_GIVEN EXERCISE:_
Beginning at the line containing "What text is on this page?", output every line to the end of the data below exactly as it appears.

_Dataset items:_
+++

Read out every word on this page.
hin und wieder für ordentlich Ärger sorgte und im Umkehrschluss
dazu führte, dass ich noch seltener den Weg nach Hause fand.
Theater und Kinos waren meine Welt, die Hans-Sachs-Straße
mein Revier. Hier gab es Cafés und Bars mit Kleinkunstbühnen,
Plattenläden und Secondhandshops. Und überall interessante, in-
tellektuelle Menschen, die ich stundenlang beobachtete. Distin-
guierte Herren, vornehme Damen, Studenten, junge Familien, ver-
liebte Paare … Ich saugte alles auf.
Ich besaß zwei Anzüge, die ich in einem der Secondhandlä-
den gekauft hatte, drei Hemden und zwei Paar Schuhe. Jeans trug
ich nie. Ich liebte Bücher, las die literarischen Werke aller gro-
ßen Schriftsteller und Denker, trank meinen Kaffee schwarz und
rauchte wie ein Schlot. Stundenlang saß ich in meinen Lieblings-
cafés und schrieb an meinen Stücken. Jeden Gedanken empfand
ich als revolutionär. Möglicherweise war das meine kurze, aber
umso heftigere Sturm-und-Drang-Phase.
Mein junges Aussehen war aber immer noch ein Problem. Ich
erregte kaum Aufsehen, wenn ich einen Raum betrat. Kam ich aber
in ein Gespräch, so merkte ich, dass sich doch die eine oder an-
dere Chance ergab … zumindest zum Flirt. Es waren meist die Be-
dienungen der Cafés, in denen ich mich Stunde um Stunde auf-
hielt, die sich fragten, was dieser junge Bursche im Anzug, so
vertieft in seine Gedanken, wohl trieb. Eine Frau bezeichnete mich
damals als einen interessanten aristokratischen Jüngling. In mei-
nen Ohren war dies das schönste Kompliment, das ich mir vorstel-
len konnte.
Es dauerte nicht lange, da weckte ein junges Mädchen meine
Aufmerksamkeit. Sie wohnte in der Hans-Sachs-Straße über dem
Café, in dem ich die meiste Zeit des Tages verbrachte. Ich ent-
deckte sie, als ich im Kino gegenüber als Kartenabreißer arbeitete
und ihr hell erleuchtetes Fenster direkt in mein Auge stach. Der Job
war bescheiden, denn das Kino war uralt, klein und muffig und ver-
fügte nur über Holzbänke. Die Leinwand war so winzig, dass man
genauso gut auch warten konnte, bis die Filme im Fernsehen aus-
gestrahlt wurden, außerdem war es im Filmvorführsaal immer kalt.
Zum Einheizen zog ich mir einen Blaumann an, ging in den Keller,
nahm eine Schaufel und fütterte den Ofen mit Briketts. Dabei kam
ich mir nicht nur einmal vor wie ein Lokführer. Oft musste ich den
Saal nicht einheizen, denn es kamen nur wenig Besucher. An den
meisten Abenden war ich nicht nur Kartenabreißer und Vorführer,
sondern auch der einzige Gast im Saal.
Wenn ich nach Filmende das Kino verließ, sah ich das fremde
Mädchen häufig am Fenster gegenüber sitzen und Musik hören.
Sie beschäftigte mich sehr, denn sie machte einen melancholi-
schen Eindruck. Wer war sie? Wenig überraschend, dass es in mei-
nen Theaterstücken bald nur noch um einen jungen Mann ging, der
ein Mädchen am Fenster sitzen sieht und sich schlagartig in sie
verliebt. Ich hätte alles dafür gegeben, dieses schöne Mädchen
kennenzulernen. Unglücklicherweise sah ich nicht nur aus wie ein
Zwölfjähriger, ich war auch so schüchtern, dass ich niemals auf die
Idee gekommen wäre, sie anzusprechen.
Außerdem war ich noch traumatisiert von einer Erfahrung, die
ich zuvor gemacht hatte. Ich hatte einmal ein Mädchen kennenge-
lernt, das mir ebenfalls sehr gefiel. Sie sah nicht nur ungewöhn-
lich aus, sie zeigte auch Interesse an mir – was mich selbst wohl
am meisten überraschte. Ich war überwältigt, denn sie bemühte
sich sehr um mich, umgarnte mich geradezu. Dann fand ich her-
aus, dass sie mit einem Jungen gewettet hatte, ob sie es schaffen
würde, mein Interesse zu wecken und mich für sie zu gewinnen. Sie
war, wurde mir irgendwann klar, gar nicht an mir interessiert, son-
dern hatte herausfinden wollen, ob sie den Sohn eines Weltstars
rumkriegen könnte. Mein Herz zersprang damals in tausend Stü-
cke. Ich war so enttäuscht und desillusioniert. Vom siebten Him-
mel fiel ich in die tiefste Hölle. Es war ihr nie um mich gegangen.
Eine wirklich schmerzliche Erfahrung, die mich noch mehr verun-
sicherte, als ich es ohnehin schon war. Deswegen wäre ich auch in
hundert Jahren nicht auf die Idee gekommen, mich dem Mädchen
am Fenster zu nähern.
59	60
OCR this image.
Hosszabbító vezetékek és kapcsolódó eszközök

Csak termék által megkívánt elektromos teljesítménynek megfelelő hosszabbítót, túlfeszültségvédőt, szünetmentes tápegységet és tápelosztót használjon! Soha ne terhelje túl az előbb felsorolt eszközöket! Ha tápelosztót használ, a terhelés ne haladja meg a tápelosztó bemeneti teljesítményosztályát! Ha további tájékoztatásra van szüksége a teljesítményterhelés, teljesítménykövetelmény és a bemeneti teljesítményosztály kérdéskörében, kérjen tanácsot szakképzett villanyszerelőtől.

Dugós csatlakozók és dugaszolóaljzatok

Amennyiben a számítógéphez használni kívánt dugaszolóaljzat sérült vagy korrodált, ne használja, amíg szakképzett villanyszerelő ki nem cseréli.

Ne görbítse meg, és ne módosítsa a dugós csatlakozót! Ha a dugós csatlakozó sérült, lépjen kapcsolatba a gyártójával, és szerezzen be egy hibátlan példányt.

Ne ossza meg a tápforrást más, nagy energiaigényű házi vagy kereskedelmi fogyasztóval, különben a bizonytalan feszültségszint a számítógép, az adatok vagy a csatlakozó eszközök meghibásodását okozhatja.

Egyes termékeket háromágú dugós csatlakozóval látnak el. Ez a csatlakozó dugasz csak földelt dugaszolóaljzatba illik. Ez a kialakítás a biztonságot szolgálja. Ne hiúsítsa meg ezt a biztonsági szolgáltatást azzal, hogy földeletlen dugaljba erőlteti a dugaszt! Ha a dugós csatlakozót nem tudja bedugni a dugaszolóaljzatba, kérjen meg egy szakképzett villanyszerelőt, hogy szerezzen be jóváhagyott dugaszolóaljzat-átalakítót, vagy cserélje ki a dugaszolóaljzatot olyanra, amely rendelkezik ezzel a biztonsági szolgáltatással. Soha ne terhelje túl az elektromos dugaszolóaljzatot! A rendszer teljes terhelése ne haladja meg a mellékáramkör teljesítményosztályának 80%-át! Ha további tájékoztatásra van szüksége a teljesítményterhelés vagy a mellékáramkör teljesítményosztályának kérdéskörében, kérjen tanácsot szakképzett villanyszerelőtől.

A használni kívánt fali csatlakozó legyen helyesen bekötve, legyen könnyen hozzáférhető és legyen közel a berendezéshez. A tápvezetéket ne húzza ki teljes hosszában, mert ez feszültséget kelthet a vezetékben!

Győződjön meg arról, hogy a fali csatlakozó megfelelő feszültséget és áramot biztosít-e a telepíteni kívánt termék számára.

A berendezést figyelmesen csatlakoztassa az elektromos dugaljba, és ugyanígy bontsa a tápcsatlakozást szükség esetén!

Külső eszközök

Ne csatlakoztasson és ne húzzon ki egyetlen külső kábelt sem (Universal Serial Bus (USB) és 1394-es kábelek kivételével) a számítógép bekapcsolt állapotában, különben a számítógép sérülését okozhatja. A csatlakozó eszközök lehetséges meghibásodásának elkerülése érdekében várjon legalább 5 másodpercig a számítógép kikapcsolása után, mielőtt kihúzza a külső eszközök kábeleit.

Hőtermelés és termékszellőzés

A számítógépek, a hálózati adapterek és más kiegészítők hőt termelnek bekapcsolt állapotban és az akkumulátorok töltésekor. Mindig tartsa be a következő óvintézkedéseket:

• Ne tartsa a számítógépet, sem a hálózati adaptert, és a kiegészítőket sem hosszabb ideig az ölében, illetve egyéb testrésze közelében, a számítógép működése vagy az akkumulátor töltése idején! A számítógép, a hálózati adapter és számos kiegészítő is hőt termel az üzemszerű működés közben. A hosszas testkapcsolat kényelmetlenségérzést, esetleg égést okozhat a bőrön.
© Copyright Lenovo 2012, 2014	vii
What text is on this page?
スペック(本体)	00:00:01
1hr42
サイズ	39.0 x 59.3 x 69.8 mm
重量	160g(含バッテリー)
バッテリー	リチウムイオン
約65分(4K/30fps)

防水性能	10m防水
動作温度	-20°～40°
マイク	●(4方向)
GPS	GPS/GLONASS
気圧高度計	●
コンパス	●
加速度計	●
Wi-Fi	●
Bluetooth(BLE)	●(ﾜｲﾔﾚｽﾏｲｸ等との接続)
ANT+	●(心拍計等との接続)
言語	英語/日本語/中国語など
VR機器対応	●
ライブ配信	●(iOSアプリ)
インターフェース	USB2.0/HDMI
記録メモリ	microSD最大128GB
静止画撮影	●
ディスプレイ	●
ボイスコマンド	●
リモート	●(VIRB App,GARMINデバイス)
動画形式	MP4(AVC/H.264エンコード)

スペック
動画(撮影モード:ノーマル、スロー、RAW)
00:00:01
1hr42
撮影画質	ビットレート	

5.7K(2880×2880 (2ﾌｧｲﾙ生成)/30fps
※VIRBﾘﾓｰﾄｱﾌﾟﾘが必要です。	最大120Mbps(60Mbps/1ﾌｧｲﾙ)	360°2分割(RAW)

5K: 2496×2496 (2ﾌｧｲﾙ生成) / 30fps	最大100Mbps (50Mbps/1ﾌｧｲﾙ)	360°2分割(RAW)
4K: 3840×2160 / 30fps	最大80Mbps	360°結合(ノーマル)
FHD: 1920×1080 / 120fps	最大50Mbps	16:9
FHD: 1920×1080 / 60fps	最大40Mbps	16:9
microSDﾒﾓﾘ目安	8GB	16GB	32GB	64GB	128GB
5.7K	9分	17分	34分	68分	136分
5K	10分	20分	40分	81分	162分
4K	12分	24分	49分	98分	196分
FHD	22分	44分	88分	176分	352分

+++

_OUTPUT OF THE TASK:_
What text is on this page?
スペック(本体)	00:00:01
1hr42
サイズ	39.0 x 59.3 x 69.8 mm
重量	160g(含バッテリー)
バッテリー	リチウムイオン
約65分(4K/30fps)

防水性能	10m防水
動作温度	-20°～40°
マイク	●(4方向)
GPS	GPS/GLONASS
気圧高度計	●
コンパス	●
加速度計	●
Wi-Fi	●
Bluetooth(BLE)	●(ﾜｲﾔﾚｽﾏｲｸ等との接続)
ANT+	●(心拍計等との接続)
言語	英語/日本語/中国語など
VR機器対応	●
ライブ配信	●(iOSアプリ)
インターフェース	USB2.0/HDMI
記録メモリ	microSD最大128GB
静止画撮影	●
ディスプレイ	●
ボイスコマンド	●
リモート	●(VIRB App,GARMINデバイス)
動画形式	MP4(AVC/H.264エンコード)

スペック
動画(撮影モード:ノーマル、スロー、RAW)
00:00:01
1hr42
撮影画質	ビットレート	

5.7K(2880×2880 (2ﾌｧｲﾙ生成)/30fps
※VIRBﾘﾓｰﾄｱﾌﾟﾘが必要です。	最大120Mbps(60Mbps/1ﾌｧｲﾙ)	360°2分割(RAW)

5K: 2496×2496 (2ﾌｧｲﾙ生成) / 30fps	最大100Mbps (50Mbps/1ﾌｧｲﾙ)	360°2分割(RAW)
4K: 3840×2160 / 30fps	最大80Mbps	360°結合(ノーマル)
FHD: 1920×1080 / 120fps	最大50Mbps	16:9
FHD: 1920×1080 / 60fps	最大40Mbps	16:9
microSDﾒﾓﾘ目安	8GB	16GB	32GB	64GB	128GB
5.7K	9分	17分	34分	68分	136分
5K	10分	20分	40分	81分	162分
4K	12分	24分	49分	98分	196分
FHD	22分	44分	88分	176分	352分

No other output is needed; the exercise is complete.